### Exercise instructions
Report how many lines of the listing below include the word "экстремистской". Give nothing but the number.

### Extracted material
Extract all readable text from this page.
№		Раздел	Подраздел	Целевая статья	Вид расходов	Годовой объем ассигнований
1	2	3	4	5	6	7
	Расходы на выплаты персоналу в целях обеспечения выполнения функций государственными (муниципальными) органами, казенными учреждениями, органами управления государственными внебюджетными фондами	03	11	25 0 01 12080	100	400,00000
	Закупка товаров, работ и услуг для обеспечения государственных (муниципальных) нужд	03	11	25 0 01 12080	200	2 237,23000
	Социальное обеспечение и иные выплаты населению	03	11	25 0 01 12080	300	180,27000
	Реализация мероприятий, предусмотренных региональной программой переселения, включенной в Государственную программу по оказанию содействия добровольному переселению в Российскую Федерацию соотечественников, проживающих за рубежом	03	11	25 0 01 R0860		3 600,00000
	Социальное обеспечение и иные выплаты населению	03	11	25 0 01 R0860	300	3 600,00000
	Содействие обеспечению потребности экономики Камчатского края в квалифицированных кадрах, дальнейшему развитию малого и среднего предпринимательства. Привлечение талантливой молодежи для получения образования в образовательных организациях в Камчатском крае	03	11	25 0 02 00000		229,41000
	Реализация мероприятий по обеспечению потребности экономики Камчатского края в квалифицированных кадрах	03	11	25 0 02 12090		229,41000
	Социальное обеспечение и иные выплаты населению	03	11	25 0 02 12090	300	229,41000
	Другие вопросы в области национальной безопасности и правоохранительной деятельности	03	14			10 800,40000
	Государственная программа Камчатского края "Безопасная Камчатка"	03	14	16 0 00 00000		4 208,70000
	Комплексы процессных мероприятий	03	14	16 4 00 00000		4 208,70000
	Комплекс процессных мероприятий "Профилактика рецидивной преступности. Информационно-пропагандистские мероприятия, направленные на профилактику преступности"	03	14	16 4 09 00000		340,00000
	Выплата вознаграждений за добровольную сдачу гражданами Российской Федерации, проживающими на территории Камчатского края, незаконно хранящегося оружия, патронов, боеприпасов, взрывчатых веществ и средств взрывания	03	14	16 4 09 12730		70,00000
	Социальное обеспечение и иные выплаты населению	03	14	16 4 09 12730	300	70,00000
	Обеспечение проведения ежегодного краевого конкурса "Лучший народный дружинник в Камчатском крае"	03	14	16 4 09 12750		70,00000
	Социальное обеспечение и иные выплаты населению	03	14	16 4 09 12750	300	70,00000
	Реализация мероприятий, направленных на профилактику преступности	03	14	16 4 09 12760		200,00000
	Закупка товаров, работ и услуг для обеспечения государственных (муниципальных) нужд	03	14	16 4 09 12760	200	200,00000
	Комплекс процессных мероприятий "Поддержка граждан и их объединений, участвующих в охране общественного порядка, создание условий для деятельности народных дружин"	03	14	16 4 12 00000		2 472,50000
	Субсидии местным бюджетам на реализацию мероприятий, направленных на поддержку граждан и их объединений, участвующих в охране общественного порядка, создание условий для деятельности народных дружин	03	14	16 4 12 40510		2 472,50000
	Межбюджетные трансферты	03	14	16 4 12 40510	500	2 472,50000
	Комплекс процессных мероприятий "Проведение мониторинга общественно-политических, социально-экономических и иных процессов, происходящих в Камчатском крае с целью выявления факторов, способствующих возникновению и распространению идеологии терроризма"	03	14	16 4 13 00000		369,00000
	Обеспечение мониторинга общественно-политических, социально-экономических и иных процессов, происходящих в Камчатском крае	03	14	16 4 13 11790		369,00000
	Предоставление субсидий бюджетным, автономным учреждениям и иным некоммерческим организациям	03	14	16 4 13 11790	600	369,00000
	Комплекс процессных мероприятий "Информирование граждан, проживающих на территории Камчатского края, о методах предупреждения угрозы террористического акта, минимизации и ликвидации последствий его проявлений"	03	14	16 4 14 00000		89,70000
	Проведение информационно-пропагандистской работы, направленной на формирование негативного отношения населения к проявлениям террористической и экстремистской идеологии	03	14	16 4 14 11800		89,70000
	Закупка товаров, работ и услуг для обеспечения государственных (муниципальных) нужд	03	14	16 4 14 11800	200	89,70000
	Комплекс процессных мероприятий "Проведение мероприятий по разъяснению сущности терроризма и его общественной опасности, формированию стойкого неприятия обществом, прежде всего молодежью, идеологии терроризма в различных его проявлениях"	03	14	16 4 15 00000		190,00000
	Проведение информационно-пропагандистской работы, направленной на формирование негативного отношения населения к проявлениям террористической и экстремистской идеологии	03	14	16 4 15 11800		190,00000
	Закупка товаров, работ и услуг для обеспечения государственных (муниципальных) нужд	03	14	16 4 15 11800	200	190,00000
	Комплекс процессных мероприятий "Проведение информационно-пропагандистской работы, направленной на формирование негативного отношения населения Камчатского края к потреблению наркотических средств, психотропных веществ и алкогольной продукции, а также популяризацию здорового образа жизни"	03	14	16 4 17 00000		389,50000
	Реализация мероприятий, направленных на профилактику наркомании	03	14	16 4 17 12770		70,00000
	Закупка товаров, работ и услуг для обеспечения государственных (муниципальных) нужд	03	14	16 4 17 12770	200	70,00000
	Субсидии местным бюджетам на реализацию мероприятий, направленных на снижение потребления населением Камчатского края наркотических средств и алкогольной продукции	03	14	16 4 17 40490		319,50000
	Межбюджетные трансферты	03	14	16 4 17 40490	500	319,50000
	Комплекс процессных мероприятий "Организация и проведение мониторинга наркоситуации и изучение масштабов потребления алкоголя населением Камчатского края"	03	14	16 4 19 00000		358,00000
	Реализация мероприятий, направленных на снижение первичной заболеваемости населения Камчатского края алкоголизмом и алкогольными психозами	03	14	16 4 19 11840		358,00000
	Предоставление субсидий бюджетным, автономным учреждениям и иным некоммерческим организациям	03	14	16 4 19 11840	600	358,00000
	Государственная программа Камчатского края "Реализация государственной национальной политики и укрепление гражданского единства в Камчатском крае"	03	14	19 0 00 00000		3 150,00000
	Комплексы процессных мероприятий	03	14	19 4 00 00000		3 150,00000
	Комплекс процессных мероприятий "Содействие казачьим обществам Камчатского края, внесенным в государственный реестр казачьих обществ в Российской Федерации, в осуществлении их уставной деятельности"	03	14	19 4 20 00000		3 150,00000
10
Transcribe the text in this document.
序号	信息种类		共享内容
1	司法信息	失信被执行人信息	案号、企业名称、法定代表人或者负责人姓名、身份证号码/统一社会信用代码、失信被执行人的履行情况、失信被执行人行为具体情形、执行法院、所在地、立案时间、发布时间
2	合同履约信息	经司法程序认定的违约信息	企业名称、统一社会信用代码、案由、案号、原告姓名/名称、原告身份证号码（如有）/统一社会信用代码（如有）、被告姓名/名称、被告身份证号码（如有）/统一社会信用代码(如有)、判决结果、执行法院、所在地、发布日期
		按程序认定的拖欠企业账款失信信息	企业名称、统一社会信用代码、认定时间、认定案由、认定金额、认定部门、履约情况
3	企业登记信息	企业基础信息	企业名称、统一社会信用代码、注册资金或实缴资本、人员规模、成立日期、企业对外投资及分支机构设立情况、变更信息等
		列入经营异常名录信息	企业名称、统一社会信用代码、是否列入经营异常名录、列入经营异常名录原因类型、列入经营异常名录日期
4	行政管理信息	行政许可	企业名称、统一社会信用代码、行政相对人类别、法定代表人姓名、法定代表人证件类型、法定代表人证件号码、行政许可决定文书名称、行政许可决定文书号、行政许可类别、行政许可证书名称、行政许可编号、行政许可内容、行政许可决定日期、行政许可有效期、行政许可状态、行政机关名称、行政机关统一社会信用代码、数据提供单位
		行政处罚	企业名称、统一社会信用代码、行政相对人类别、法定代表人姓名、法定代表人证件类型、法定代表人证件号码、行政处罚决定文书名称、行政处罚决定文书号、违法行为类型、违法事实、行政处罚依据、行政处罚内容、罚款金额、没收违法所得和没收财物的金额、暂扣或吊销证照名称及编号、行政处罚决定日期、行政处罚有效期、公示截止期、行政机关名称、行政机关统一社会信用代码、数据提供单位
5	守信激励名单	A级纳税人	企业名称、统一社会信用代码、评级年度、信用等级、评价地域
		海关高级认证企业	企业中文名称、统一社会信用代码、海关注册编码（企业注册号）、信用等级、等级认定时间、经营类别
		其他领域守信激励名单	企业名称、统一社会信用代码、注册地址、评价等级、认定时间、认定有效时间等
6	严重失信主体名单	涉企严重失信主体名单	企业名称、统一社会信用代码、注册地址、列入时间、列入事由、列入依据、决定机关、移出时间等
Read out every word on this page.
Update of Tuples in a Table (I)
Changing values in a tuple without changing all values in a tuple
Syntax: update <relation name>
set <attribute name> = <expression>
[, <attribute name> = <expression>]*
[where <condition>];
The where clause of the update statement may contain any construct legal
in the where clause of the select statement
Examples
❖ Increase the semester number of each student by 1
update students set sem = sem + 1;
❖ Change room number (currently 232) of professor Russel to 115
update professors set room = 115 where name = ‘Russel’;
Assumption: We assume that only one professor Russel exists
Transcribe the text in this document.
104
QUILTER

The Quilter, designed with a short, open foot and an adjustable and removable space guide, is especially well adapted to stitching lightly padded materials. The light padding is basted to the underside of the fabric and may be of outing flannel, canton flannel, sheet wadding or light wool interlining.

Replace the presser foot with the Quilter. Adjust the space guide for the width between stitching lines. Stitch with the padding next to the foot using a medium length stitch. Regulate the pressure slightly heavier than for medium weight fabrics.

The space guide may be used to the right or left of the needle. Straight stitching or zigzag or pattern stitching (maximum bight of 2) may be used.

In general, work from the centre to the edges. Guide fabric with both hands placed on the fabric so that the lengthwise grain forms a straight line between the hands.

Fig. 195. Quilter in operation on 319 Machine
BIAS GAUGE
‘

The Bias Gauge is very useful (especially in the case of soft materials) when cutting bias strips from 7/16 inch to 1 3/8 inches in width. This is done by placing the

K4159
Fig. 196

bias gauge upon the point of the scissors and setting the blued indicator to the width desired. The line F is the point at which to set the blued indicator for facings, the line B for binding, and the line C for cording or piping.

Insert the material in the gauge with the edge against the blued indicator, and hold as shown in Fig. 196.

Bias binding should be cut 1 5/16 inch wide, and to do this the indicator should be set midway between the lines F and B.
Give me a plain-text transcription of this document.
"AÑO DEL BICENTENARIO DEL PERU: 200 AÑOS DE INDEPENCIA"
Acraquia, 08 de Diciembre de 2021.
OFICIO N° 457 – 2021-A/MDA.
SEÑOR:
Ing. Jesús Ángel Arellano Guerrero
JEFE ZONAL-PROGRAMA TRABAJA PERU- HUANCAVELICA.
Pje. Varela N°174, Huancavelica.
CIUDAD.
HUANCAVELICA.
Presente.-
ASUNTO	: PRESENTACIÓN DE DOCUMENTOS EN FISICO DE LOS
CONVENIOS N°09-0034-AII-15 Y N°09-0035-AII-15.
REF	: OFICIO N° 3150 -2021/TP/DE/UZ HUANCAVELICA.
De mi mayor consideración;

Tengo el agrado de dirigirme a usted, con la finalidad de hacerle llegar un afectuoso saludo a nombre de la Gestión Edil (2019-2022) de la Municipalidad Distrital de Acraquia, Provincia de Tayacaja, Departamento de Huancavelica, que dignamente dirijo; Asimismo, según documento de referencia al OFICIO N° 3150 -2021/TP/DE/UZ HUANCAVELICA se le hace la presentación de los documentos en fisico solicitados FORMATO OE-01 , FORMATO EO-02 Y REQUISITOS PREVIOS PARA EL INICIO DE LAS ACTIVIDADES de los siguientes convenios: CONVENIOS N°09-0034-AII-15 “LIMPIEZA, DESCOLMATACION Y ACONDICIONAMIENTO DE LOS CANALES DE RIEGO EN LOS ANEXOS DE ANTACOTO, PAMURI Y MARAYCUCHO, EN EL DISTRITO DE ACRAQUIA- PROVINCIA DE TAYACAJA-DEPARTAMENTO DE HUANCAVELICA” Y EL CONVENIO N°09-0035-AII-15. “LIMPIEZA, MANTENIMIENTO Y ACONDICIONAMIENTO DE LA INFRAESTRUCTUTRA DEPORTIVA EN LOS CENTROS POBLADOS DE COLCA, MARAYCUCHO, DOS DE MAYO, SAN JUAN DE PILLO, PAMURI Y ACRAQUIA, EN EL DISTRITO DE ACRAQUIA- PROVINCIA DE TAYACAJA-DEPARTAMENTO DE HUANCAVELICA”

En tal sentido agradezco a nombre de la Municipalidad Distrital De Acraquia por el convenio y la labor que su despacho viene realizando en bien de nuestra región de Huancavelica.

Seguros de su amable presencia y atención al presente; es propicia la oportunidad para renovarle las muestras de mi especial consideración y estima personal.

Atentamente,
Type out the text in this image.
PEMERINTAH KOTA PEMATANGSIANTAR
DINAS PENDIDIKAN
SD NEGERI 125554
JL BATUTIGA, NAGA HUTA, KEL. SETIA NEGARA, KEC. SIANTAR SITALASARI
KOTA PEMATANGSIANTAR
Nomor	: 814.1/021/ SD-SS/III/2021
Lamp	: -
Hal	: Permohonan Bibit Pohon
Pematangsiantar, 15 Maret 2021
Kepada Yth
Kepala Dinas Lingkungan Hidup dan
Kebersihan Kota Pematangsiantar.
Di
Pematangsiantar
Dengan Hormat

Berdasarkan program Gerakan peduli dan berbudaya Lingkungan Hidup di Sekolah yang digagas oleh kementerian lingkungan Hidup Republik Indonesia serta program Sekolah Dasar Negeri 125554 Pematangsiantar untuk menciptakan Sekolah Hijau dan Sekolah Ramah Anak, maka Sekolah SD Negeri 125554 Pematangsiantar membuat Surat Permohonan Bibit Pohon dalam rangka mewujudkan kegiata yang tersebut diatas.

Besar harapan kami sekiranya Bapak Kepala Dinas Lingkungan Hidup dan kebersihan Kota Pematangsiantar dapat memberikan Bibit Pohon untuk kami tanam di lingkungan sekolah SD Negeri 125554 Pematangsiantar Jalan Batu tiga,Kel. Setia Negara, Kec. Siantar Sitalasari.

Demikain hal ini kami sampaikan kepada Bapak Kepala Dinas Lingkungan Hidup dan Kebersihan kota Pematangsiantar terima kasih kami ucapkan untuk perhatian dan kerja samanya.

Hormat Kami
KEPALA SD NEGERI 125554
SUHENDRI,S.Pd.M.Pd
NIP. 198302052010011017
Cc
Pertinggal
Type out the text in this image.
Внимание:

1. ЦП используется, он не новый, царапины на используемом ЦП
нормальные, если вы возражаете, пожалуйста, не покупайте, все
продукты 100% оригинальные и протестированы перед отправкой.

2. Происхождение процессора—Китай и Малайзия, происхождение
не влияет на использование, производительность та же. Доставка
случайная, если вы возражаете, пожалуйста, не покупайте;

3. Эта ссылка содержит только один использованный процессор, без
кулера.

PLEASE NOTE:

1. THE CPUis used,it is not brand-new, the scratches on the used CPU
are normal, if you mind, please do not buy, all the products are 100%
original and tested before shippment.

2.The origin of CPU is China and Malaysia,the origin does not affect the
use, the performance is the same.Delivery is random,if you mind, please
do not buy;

### Task result
2